_ISTRUZIONI DEL COMPITO_
Determina quante righe dei record contengono la parola "Outubro", distinguendo tra maiuscole e minuscole. Indica soltanto il numero.

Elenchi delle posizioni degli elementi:
= = = = = = =

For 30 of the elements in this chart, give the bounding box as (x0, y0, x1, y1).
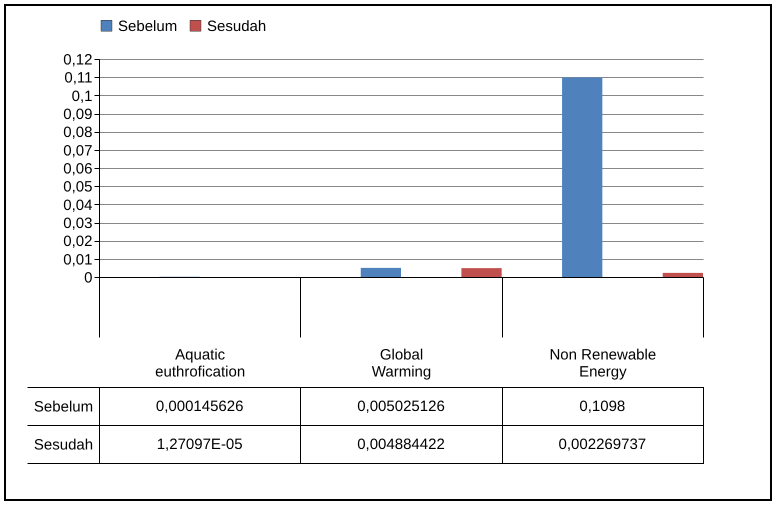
text: Sebelum (34, 398, 94, 416)
y-tick-label: 0,08 (63, 124, 92, 142)
x-tick-label: Global Warming (372, 346, 432, 380)
y-tick-label: 0,07 (63, 142, 92, 160)
text: Sesudah (34, 436, 94, 454)
y-tick-label: 0,04 (63, 196, 92, 214)
y-tick-label: 0,05 (63, 178, 92, 196)
data-label: 1,27097E-05 (156, 436, 243, 453)
data-label: 0,000145626 (156, 398, 244, 415)
y-tick-label: 0,1 (72, 88, 92, 105)
data-label: 0,004884422 (357, 436, 445, 453)
y-tick-label: 0,06 (63, 160, 92, 178)
y-tick-label: 0,01 (63, 251, 92, 268)
bar (662, 272, 703, 277)
data-label: 0,1098 (579, 398, 626, 415)
legend-label: Sesudah (207, 18, 266, 35)
x-tick-label: Non Renewable Energy (549, 346, 656, 380)
data-label: 0,005025126 (357, 398, 445, 415)
x-tick-label: Aquatic euthrofication (155, 346, 246, 380)
bar (562, 78, 602, 277)
y-tick-label: 0,02 (63, 233, 92, 250)
y-tick-label: 0,11 (64, 70, 92, 87)
data-label: 0,002269737 (558, 436, 646, 453)
legend-label: Sebelum (118, 18, 178, 35)
y-tick-label: 0 (84, 270, 92, 286)
bar (461, 268, 502, 277)
bar (360, 268, 401, 277)
y-tick-label: 0,12 (63, 52, 92, 68)
y-tick-label: 0,09 (63, 106, 92, 123)
y-tick-label: 0,03 (63, 215, 92, 232)
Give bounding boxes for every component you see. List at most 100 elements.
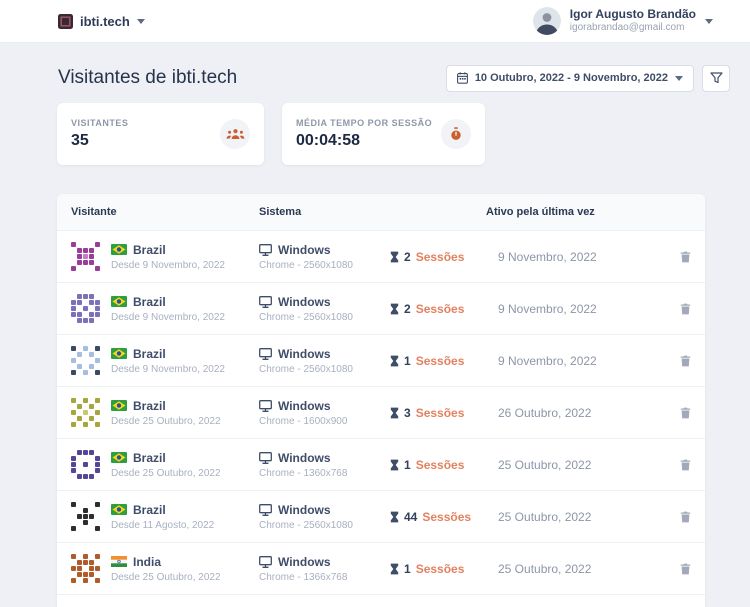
visitor-since: Desde 9 Novembro, 2022 (111, 363, 225, 375)
page-title: Visitantes de ibti.tech (58, 67, 238, 88)
calendar-icon (456, 72, 468, 84)
workspace-logo-icon (58, 13, 73, 29)
date-range-label: 10 Outubro, 2022 - 9 Novembro, 2022 (474, 72, 668, 84)
visitor-country: Brazil (133, 502, 166, 517)
browser-resolution: Chrome - 1360x768 (259, 467, 348, 479)
table-row: Brazil Desde 25 Outubro, 2022 Windows Ch… (57, 438, 705, 490)
hourglass-icon (390, 563, 399, 575)
country-flag-icon (111, 556, 127, 567)
country-flag-icon (111, 244, 127, 255)
visitor-country: Brazil (133, 242, 166, 257)
stat-card-session-time: MÉDIA TEMPO POR SESSÃO 00:04:58 (282, 103, 485, 165)
visitor-identicon-avatar (71, 398, 100, 427)
visitor-since: Desde 9 Novembro, 2022 (111, 259, 225, 271)
visitor-identicon-avatar (71, 294, 100, 323)
last-active-date: 9 Novembro, 2022 (498, 301, 597, 316)
stat-card-visitors: VISITANTES 35 (57, 103, 264, 165)
country-flag-icon (111, 348, 127, 359)
last-active-date: 25 Outubro, 2022 (498, 561, 592, 576)
column-header-system: Sistema (259, 206, 302, 218)
hourglass-icon (390, 407, 399, 419)
os-name: Windows (278, 450, 331, 465)
hourglass-icon (390, 511, 399, 523)
monitor-icon (259, 347, 272, 360)
chevron-down-icon (705, 18, 713, 24)
funnel-icon (709, 72, 723, 84)
monitor-icon (259, 295, 272, 308)
user-menu[interactable]: Igor Augusto Brandão igorabrandao@gmail.… (532, 7, 713, 35)
visitor-country: Brazil (133, 450, 166, 465)
sessions-count: 1 (404, 561, 411, 576)
sessions-label: Sessões (415, 457, 465, 472)
workspace-name: ibti.tech (80, 13, 130, 29)
sessions-label: Sessões (415, 249, 465, 264)
table-row: Brazil Desde 11 Agosto, 2022 Windows Chr… (57, 490, 705, 542)
os-name: Windows (278, 502, 331, 517)
delete-visitor-button[interactable] (678, 509, 693, 525)
country-flag-icon (111, 296, 127, 307)
visitor-since: Desde 11 Agosto, 2022 (111, 519, 215, 531)
table-row-partial (57, 594, 705, 607)
delete-visitor-button[interactable] (678, 405, 693, 421)
os-name: Windows (278, 554, 331, 569)
os-name: Windows (278, 294, 331, 309)
sessions-label: Sessões (415, 353, 465, 368)
delete-visitor-button[interactable] (678, 353, 693, 369)
filter-button[interactable] (702, 64, 730, 92)
os-name: Windows (278, 398, 331, 413)
sessions-count: 44 (404, 509, 418, 524)
browser-resolution: Chrome - 2560x1080 (259, 259, 353, 271)
people-group-icon (220, 119, 250, 149)
date-range-picker[interactable]: 10 Outubro, 2022 - 9 Novembro, 2022 (445, 64, 694, 92)
browser-resolution: Chrome - 2560x1080 (259, 311, 353, 323)
delete-visitor-button[interactable] (678, 457, 693, 473)
visitor-rows: Brazil Desde 9 Novembro, 2022 Windows Ch… (57, 230, 705, 594)
visitors-table: Visitante Sistema Ativo pela última vez … (57, 194, 705, 607)
browser-resolution: Chrome - 1366x768 (259, 571, 348, 583)
delete-visitor-button[interactable] (678, 249, 693, 265)
delete-visitor-button[interactable] (678, 301, 693, 317)
visitor-identicon-avatar (71, 242, 100, 271)
visitor-since: Desde 25 Outubro, 2022 (111, 571, 221, 583)
table-header-row: Visitante Sistema Ativo pela última vez (57, 194, 705, 230)
table-row: Brazil Desde 9 Novembro, 2022 Windows Ch… (57, 334, 705, 386)
last-active-date: 25 Outubro, 2022 (498, 509, 592, 524)
table-row: Brazil Desde 25 Outubro, 2022 Windows Ch… (57, 386, 705, 438)
country-flag-icon (111, 452, 127, 463)
user-name: Igor Augusto Brandão (569, 7, 696, 22)
visitor-country: Brazil (133, 346, 166, 361)
visitor-country: Brazil (133, 294, 166, 309)
table-row: Brazil Desde 9 Novembro, 2022 Windows Ch… (57, 230, 705, 282)
sessions-count: 2 (404, 249, 411, 264)
last-active-date: 26 Outubro, 2022 (498, 405, 592, 420)
sessions-label: Sessões (415, 561, 465, 576)
visitor-country: India (133, 554, 162, 569)
visitor-since: Desde 25 Outubro, 2022 (111, 415, 221, 427)
stopwatch-icon (441, 119, 471, 149)
visitor-identicon-avatar (71, 346, 100, 375)
chevron-down-icon (675, 75, 683, 81)
monitor-icon (259, 243, 272, 256)
hourglass-icon (390, 459, 399, 471)
stat-label: MÉDIA TEMPO POR SESSÃO (296, 118, 433, 128)
workspace-switcher[interactable]: ibti.tech (58, 13, 145, 29)
browser-resolution: Chrome - 1600x900 (259, 415, 348, 427)
user-email: igorabrandao@gmail.com (569, 22, 685, 34)
visitor-country: Brazil (133, 398, 166, 413)
sessions-count: 3 (404, 405, 411, 420)
last-active-date: 9 Novembro, 2022 (498, 249, 597, 264)
hourglass-icon (390, 355, 399, 367)
stat-label: VISITANTES (71, 118, 129, 128)
last-active-date: 25 Outubro, 2022 (498, 457, 592, 472)
sessions-label: Sessões (422, 509, 472, 524)
chevron-down-icon (136, 18, 145, 24)
visitor-identicon-avatar (71, 554, 100, 583)
country-flag-icon (111, 400, 127, 411)
hourglass-icon (390, 251, 399, 263)
monitor-icon (259, 555, 272, 568)
stat-value: 35 (71, 132, 89, 149)
user-avatar (532, 7, 561, 35)
sessions-label: Sessões (415, 405, 465, 420)
delete-visitor-button[interactable] (678, 561, 693, 577)
sessions-count: 1 (404, 353, 411, 368)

= = = = = = =

_RISPOSTA_
10